Copy whichever lines contain the string "shown".
--- start Data for this task ---
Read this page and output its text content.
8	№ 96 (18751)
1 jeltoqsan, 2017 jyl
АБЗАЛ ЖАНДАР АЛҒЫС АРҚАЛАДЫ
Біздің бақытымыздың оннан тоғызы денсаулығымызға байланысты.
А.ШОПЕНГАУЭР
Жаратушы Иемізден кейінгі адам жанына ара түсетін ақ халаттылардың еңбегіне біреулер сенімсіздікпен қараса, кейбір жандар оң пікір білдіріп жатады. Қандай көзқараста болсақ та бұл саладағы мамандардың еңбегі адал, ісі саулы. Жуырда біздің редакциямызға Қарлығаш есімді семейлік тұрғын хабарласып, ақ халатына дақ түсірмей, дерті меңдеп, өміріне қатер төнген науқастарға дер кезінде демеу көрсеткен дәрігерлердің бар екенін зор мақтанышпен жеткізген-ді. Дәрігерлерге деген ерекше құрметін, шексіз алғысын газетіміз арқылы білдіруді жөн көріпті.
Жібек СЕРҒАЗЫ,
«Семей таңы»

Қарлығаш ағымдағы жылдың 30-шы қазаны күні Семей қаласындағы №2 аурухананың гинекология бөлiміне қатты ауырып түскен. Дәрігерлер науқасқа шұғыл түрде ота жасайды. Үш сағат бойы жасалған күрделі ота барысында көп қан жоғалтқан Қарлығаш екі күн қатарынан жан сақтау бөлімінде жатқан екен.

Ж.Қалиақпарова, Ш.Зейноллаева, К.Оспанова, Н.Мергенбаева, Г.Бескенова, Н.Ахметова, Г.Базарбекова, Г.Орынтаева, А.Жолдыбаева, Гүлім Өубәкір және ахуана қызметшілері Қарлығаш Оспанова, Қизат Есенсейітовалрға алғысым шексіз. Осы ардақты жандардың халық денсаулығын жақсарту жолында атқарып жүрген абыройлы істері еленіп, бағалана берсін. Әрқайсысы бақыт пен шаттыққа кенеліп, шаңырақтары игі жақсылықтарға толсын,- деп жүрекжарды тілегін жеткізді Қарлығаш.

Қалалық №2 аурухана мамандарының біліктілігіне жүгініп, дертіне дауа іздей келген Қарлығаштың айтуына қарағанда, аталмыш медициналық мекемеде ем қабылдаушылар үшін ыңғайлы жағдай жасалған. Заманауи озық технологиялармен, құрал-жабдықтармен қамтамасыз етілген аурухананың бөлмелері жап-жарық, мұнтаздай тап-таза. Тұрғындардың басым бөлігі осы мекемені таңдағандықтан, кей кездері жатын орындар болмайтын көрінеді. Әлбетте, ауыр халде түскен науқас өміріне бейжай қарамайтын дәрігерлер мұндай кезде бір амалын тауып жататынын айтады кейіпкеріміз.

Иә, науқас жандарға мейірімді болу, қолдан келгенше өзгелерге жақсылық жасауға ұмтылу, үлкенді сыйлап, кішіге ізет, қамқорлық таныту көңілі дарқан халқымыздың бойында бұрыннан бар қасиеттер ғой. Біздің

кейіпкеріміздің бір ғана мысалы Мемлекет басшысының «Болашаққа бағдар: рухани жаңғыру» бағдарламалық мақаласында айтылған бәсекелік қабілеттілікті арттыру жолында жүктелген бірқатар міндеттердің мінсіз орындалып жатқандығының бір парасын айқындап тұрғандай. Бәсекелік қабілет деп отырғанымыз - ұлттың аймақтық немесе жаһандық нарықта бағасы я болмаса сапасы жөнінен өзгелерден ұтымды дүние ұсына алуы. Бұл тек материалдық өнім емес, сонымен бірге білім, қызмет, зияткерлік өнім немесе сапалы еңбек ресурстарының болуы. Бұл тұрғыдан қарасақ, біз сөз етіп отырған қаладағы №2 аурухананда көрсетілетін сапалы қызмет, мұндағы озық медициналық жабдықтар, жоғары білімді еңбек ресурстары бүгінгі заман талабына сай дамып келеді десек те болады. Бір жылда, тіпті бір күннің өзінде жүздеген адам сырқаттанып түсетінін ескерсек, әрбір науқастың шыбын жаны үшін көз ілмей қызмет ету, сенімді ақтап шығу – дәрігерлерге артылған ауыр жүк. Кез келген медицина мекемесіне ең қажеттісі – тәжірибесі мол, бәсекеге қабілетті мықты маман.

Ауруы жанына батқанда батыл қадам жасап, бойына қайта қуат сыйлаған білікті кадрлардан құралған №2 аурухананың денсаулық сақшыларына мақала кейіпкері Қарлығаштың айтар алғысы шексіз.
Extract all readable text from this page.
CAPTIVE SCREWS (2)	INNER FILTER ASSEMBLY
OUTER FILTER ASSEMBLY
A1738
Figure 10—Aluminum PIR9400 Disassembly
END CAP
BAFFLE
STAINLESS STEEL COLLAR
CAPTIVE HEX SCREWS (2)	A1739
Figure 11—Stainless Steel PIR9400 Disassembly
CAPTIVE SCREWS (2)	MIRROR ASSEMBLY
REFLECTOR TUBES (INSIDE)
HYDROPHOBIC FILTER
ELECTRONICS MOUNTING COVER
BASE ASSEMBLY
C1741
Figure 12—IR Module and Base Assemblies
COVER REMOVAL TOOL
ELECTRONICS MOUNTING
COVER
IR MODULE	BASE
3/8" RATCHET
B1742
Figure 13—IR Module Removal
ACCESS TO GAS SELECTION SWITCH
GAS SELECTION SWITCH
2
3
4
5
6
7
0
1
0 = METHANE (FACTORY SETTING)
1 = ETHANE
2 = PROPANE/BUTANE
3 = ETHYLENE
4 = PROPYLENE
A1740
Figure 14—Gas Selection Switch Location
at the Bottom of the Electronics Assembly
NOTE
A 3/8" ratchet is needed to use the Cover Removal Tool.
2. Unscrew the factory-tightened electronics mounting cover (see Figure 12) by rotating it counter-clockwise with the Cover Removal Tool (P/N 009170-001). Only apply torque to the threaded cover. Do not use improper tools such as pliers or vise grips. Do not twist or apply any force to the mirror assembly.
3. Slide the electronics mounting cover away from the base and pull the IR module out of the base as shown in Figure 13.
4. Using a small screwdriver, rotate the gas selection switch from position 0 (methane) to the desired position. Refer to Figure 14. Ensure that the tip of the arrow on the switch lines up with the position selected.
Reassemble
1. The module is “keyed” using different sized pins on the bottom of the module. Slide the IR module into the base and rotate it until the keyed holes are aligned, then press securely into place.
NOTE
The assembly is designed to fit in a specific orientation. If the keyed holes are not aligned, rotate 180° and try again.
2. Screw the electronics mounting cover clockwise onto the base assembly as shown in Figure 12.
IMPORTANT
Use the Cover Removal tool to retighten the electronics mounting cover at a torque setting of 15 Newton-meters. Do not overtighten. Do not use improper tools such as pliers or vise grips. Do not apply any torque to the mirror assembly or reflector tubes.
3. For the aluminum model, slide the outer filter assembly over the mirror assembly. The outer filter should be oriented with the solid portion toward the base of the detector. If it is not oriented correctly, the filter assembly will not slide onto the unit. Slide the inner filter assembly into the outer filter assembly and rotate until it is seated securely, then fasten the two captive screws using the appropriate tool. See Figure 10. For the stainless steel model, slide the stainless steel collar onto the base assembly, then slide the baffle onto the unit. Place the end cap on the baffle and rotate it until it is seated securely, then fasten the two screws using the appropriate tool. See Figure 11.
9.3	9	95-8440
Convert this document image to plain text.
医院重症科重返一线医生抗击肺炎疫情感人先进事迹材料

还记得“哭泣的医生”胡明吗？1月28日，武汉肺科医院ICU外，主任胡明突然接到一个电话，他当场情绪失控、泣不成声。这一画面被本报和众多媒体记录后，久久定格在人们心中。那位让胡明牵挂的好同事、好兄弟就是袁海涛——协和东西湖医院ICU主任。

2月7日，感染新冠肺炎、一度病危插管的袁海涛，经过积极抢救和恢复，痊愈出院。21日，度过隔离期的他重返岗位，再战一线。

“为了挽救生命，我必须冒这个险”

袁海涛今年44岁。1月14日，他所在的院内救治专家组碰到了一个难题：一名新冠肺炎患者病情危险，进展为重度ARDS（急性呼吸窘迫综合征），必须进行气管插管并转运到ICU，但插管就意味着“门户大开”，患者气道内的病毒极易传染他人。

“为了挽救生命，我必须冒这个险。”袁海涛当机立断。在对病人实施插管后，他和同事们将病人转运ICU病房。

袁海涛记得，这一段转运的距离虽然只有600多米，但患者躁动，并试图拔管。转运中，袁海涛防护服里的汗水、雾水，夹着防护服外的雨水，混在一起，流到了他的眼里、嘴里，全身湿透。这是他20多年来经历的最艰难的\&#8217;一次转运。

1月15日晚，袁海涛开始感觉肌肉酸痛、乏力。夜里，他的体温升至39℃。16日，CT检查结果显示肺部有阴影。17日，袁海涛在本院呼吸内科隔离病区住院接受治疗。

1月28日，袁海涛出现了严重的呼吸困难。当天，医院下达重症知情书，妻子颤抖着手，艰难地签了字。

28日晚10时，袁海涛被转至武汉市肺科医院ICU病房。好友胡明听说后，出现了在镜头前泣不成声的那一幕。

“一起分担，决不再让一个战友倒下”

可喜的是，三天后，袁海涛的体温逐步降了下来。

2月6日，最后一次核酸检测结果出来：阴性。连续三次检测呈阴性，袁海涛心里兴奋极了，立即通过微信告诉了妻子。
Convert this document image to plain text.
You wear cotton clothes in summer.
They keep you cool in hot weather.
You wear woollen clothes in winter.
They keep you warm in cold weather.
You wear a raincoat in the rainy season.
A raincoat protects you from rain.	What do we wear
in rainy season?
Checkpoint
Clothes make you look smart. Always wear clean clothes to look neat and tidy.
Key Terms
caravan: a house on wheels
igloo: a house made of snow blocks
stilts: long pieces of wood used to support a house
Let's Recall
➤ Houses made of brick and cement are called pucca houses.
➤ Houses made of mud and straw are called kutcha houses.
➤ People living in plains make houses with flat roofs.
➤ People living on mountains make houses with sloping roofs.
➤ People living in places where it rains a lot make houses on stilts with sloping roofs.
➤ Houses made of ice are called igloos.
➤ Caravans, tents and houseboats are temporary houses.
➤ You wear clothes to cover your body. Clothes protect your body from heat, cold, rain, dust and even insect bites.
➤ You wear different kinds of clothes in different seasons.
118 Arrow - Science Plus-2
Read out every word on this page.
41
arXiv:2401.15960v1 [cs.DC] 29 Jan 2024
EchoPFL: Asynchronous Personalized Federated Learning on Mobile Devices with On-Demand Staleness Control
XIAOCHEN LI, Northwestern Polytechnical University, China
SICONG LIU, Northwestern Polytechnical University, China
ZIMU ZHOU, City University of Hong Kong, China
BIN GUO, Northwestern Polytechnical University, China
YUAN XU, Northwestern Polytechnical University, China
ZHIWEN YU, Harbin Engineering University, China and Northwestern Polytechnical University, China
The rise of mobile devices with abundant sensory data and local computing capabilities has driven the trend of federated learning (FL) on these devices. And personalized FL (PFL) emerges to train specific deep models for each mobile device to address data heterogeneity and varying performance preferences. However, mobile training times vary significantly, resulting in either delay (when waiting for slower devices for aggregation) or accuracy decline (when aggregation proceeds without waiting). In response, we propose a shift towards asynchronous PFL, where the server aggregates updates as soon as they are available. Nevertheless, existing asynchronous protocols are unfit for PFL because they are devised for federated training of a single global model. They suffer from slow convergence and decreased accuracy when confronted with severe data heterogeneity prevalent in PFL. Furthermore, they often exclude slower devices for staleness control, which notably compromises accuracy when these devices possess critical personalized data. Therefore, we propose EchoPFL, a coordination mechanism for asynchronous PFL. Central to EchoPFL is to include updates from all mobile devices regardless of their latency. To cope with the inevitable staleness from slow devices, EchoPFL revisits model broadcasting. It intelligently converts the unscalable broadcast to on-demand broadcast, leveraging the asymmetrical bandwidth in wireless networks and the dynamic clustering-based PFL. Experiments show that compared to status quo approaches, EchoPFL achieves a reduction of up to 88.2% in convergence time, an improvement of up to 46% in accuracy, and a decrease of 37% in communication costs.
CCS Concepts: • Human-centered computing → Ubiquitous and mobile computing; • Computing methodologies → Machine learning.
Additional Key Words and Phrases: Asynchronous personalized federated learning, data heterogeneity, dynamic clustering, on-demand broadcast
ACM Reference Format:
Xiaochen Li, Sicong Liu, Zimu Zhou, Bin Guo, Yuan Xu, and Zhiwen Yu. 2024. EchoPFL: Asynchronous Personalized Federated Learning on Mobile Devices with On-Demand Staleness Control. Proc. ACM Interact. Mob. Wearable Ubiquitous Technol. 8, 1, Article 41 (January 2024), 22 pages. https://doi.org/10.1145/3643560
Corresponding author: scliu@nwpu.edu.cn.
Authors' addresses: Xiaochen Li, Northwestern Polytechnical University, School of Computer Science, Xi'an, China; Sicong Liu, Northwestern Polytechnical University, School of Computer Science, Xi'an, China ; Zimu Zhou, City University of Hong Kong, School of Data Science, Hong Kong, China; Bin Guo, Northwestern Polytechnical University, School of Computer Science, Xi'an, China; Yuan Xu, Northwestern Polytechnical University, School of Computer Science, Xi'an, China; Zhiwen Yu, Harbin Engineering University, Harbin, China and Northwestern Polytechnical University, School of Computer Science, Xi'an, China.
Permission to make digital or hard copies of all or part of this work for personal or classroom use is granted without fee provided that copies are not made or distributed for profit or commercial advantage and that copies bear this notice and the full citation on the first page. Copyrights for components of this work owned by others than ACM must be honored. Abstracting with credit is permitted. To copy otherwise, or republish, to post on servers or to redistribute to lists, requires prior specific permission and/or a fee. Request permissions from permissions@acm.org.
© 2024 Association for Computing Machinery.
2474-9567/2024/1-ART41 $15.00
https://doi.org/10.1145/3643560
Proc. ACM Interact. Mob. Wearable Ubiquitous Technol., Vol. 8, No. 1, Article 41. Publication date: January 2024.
--- end Data for this task ---
• [Written solution]:
3. Slide the electronics mounting cover away from the base and pull the IR module out of the base as shown in Figure 13.
2. Screw the electronics mounting cover clockwise onto the base assembly as shown in Figure 12.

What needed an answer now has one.